Task requirements: Transcribe the listing exactly, leaving out every picture.
____________________
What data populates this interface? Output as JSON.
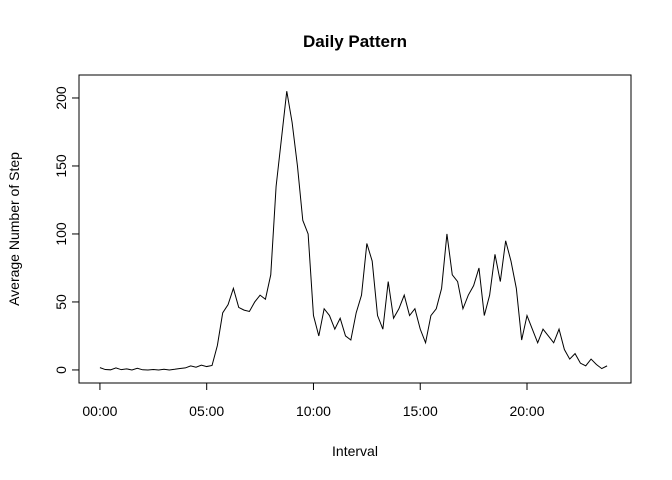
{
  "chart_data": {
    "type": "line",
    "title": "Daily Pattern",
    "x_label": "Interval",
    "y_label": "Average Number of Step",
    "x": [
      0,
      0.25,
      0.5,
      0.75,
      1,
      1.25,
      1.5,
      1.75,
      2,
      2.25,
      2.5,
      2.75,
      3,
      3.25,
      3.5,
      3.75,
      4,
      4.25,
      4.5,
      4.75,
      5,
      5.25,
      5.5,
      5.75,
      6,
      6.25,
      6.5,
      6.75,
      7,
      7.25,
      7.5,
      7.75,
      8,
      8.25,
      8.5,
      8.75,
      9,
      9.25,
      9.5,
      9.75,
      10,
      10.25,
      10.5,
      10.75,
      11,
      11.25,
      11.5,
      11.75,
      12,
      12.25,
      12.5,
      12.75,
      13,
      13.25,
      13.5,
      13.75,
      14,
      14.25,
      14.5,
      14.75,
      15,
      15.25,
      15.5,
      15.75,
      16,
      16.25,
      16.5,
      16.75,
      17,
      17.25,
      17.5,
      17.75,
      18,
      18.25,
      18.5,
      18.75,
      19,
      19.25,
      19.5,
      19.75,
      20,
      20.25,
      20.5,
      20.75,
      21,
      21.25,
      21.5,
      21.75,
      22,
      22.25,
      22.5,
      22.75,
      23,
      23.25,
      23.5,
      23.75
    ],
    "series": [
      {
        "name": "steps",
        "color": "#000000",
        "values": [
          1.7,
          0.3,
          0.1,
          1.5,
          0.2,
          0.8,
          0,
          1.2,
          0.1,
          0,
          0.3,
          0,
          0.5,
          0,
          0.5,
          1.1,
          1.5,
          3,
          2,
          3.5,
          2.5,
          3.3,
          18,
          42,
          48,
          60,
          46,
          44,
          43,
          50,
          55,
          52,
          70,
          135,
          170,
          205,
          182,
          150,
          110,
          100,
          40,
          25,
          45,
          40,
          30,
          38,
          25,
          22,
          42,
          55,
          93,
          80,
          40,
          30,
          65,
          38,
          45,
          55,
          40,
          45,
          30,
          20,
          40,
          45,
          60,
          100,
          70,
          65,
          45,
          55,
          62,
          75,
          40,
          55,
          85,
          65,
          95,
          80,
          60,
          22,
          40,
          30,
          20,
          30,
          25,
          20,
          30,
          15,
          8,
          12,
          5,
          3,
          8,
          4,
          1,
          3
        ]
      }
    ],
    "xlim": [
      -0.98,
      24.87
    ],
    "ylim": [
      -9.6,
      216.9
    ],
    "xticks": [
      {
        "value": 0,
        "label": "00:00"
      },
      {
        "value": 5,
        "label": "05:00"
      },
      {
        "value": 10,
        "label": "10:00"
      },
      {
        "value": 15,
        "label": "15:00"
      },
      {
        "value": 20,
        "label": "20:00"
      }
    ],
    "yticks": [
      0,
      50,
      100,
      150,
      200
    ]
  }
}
____________________
Task answer:
What data populates this interface? Output as JSON.
{
  "chart_data": {
    "type": "line",
    "title": "Daily Pattern",
    "x_label": "Interval",
    "y_label": "Average Number of Step",
    "x": [
      0,
      0.25,
      0.5,
      0.75,
      1,
      1.25,
      1.5,
      1.75,
      2,
      2.25,
      2.5,
      2.75,
      3,
      3.25,
      3.5,
      3.75,
      4,
      4.25,
      4.5,
      4.75,
      5,
      5.25,
      5.5,
      5.75,
      6,
      6.25,
      6.5,
      6.75,
      7,
      7.25,
      7.5,
      7.75,
      8,
      8.25,
      8.5,
      8.75,
      9,
      9.25,
      9.5,
      9.75,
      10,
      10.25,
      10.5,
      10.75,
      11,
      11.25,
      11.5,
      11.75,
      12,
      12.25,
      12.5,
      12.75,
      13,
      13.25,
      13.5,
      13.75,
      14,
      14.25,
      14.5,
      14.75,
      15,
      15.25,
      15.5,
      15.75,
      16,
      16.25,
      16.5,
      16.75,
      17,
      17.25,
      17.5,
      17.75,
      18,
      18.25,
      18.5,
      18.75,
      19,
      19.25,
      19.5,
      19.75,
      20,
      20.25,
      20.5,
      20.75,
      21,
      21.25,
      21.5,
      21.75,
      22,
      22.25,
      22.5,
      22.75,
      23,
      23.25,
      23.5,
      23.75
    ],
    "series": [
      {
        "name": "steps",
        "color": "#000000",
        "values": [
          1.7,
          0.3,
          0.1,
          1.5,
          0.2,
          0.8,
          0,
          1.2,
          0.1,
          0,
          0.3,
          0,
          0.5,
          0,
          0.5,
          1.1,
          1.5,
          3,
          2,
          3.5,
          2.5,
          3.3,
          18,
          42,
          48,
          60,
          46,
          44,
          43,
          50,
          55,
          52,
          70,
          135,
          170,
          205,
          182,
          150,
          110,
          100,
          40,
          25,
          45,
          40,
          30,
          38,
          25,
          22,
          42,
          55,
          93,
          80,
          40,
          30,
          65,
          38,
          45,
          55,
          40,
          45,
          30,
          20,
          40,
          45,
          60,
          100,
          70,
          65,
          45,
          55,
          62,
          75,
          40,
          55,
          85,
          65,
          95,
          80,
          60,
          22,
          40,
          30,
          20,
          30,
          25,
          20,
          30,
          15,
          8,
          12,
          5,
          3,
          8,
          4,
          1,
          3
        ]
      }
    ],
    "xlim": [
      -0.98,
      24.87
    ],
    "ylim": [
      -9.6,
      216.9
    ],
    "xticks": [
      {
        "value": 0,
        "label": "00:00"
      },
      {
        "value": 5,
        "label": "05:00"
      },
      {
        "value": 10,
        "label": "10:00"
      },
      {
        "value": 15,
        "label": "15:00"
      },
      {
        "value": 20,
        "label": "20:00"
      }
    ],
    "yticks": [
      0,
      50,
      100,
      150,
      200
    ]
  }
}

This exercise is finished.